- **Short problem**: Can you give all the records again without altering a single character?

[BEGIN]

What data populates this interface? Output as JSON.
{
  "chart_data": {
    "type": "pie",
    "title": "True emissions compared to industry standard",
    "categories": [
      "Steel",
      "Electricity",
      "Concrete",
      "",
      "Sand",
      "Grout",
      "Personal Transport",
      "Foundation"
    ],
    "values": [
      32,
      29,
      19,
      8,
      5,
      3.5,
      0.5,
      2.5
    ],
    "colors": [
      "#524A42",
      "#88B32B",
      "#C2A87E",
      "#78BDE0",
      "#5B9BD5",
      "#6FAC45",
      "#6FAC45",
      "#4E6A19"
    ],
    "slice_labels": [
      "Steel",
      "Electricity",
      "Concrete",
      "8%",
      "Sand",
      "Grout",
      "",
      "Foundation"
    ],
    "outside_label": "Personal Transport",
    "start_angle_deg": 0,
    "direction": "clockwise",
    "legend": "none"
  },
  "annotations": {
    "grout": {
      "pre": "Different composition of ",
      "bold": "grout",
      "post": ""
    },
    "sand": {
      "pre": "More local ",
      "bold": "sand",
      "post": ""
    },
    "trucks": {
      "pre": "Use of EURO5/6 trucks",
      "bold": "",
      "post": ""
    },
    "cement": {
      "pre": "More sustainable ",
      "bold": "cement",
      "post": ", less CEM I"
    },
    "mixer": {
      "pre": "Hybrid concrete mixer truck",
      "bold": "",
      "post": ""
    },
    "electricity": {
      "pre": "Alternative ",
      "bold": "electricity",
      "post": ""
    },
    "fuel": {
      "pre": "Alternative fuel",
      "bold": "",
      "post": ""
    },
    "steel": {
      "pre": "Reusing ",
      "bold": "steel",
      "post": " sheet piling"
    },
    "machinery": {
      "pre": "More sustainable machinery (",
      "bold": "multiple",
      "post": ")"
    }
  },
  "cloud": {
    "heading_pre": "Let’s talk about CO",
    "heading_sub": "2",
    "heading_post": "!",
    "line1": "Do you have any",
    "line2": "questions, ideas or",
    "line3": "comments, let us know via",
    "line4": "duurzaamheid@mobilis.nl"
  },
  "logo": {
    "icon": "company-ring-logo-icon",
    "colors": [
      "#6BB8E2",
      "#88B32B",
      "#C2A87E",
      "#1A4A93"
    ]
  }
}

[END]

- **Result for this exercise**:
What data populates this interface? Output as JSON.
{
  "chart_data": {
    "type": "pie",
    "title": "True emissions compared to industry standard",
    "categories": [
      "Steel",
      "Electricity",
      "Concrete",
      "",
      "Sand",
      "Grout",
      "Personal Transport",
      "Foundation"
    ],
    "values": [
      32,
      29,
      19,
      8,
      5,
      3.5,
      0.5,
      2.5
    ],
    "colors": [
      "#524A42",
      "#88B32B",
      "#C2A87E",
      "#78BDE0",
      "#5B9BD5",
      "#6FAC45",
      "#6FAC45",
      "#4E6A19"
    ],
    "slice_labels": [
      "Steel",
      "Electricity",
      "Concrete",
      "8%",
      "Sand",
      "Grout",
      "",
      "Foundation"
    ],
    "outside_label": "Personal Transport",
    "start_angle_deg": 0,
    "direction": "clockwise",
    "legend": "none"
  },
  "annotations": {
    "grout": {
      "pre": "Different composition of ",
      "bold": "grout",
      "post": ""
    },
    "sand": {
      "pre": "More local ",
      "bold": "sand",
      "post": ""
    },
    "trucks": {
      "pre": "Use of EURO5/6 trucks",
      "bold": "",
      "post": ""
    },
    "cement": {
      "pre": "More sustainable ",
      "bold": "cement",
      "post": ", less CEM I"
    },
    "mixer": {
      "pre": "Hybrid concrete mixer truck",
      "bold": "",
      "post": ""
    },
    "electricity": {
      "pre": "Alternative ",
      "bold": "electricity",
      "post": ""
    },
    "fuel": {
      "pre": "Alternative fuel",
      "bold": "",
      "post": ""
    },
    "steel": {
      "pre": "Reusing ",
      "bold": "steel",
      "post": " sheet piling"
    },
    "machinery": {
      "pre": "More sustainable machinery (",
      "bold": "multiple",
      "post": ")"
    }
  },
  "cloud": {
    "heading_pre": "Let’s talk about CO",
    "heading_sub": "2",
    "heading_post": "!",
    "line1": "Do you have any",
    "line2": "questions, ideas or",
    "line3": "comments, let us know via",
    "line4": "duurzaamheid@mobilis.nl"
  },
  "logo": {
    "icon": "company-ring-logo-icon",
    "colors": [
      "#6BB8E2",
      "#88B32B",
      "#C2A87E",
      "#1A4A93"
    ]
  }
}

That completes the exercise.